= WORK INSTRUCTIONS =
Go through the data and copy each line where the word "Retroposon" shows up.

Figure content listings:
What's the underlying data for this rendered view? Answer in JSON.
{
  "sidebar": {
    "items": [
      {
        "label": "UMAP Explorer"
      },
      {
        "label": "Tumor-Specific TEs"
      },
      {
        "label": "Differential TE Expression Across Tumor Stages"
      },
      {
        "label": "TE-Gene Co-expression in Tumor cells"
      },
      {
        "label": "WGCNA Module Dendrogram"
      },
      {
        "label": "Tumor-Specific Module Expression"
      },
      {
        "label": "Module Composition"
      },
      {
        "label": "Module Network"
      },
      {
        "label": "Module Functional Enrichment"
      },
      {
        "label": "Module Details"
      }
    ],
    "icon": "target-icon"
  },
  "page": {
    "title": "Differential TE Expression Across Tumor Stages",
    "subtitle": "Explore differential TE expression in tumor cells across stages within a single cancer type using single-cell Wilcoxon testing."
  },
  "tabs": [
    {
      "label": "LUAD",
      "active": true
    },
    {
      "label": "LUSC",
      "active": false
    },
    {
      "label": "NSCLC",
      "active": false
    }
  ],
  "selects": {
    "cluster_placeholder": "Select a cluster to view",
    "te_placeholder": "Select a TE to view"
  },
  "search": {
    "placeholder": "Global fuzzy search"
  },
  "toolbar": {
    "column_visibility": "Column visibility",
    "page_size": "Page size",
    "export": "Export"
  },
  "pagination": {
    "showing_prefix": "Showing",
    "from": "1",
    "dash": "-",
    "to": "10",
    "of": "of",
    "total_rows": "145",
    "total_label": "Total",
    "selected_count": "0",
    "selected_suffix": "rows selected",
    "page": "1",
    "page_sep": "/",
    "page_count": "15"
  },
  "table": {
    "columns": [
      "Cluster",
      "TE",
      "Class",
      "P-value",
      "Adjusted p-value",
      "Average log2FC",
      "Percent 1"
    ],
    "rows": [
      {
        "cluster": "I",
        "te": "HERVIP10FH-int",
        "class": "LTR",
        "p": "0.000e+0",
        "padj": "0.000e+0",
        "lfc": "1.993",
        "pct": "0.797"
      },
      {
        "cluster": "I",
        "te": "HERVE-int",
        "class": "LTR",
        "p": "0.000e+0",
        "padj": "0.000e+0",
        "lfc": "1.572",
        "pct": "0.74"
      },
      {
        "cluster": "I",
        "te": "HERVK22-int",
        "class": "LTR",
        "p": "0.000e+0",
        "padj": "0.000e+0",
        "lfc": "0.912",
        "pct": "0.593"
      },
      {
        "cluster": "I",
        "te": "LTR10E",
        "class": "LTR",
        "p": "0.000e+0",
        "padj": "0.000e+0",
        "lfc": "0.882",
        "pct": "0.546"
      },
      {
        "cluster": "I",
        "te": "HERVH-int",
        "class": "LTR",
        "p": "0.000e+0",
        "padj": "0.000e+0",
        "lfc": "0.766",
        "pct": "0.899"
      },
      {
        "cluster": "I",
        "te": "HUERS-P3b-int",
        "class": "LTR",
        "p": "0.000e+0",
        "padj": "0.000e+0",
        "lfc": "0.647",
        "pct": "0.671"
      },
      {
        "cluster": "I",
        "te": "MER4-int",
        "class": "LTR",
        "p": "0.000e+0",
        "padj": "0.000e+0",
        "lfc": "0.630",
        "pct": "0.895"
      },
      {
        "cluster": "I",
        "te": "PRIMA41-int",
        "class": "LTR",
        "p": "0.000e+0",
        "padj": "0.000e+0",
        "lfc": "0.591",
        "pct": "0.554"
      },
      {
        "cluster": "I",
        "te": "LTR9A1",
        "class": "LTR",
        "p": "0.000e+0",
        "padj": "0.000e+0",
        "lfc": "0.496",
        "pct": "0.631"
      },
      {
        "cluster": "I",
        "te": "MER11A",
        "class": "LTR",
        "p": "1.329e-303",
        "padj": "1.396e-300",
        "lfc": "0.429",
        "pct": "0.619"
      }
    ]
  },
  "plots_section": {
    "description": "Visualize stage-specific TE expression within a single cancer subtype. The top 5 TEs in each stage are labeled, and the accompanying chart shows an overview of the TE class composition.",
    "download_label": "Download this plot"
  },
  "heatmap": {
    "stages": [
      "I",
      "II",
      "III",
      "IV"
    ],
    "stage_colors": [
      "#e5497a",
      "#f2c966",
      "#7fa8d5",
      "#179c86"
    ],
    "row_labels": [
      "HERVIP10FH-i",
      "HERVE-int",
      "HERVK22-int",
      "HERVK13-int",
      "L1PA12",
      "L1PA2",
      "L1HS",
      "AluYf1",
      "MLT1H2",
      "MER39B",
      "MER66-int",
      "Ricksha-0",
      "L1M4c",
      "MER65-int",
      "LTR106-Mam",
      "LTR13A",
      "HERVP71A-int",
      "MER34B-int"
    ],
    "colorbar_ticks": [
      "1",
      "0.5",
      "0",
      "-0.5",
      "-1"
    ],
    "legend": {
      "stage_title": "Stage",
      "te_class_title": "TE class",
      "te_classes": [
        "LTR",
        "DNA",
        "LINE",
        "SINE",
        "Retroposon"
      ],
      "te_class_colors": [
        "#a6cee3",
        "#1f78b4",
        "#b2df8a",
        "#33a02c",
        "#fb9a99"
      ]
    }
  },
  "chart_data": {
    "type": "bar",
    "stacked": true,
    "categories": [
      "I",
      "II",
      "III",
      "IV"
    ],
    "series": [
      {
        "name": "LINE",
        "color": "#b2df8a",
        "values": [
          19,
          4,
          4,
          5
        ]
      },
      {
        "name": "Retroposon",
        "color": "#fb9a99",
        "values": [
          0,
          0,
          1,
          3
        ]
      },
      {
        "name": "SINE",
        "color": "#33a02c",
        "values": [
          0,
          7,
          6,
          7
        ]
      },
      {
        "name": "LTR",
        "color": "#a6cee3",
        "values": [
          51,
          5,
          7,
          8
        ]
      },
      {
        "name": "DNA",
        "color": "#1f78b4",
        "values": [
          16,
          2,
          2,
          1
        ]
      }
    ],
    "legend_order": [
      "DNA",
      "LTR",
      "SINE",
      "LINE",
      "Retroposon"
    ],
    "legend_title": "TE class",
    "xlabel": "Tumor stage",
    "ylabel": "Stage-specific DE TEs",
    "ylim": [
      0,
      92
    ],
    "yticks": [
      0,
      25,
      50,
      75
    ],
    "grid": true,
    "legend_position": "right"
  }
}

= COMPLETED TASK =
        "Retroposon"
        "name": "Retroposon",
      "Retroposon"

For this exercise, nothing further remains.